╭─ Data provided
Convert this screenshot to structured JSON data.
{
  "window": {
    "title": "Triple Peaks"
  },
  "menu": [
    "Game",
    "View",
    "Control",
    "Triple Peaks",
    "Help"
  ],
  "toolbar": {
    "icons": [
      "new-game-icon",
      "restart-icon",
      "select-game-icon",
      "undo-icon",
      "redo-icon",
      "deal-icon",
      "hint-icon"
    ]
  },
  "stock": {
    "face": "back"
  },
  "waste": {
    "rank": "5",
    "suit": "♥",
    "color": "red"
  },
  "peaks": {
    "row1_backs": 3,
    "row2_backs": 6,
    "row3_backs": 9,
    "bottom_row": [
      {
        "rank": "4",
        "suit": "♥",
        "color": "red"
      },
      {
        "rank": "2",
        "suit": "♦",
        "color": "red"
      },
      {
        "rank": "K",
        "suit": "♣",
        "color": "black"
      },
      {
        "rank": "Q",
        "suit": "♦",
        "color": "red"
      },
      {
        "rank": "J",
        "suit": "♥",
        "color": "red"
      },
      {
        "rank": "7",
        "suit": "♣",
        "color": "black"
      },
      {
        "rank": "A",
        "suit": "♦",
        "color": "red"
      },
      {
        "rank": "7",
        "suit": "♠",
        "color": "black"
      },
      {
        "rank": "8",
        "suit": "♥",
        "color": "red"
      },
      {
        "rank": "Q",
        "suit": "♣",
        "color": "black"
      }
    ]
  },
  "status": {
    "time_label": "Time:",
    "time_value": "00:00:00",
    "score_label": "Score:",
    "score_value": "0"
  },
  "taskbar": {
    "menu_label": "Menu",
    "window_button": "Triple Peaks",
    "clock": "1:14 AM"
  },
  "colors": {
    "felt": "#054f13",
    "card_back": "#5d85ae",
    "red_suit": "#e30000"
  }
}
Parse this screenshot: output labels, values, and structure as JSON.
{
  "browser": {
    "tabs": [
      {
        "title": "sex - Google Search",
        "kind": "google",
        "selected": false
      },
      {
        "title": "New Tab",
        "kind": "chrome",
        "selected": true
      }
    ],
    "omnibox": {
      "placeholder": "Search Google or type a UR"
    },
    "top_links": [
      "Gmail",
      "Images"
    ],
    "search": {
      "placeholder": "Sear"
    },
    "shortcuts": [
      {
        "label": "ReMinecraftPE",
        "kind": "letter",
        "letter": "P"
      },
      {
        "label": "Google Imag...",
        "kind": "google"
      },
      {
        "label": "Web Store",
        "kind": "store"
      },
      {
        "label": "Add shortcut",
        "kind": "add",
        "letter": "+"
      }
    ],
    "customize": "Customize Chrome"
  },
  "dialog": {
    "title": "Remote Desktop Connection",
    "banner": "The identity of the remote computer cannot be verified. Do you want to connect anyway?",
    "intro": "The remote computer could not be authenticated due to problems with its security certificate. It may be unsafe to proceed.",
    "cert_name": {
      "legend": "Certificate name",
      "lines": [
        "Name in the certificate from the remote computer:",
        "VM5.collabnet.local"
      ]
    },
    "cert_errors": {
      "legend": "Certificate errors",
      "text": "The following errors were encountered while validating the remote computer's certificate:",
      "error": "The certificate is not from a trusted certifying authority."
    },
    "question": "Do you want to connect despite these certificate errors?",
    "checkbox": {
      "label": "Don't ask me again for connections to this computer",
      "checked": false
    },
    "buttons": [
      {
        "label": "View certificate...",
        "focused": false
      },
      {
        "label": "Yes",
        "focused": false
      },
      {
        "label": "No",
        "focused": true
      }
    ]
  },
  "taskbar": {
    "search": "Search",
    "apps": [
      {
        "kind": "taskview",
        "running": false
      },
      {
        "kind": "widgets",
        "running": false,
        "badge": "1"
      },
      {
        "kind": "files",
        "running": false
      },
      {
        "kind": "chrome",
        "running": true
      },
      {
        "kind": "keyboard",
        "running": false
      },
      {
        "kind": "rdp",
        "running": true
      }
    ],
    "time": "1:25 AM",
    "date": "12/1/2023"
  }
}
╰─
- Task statement -
Go through the entries above and pull out each line with "title" in it.

- Solved exercise -
    "title": "Triple Peaks"
        "title": "sex - Google Search",
        "title": "New Tab",
    "title": "Remote Desktop Connection",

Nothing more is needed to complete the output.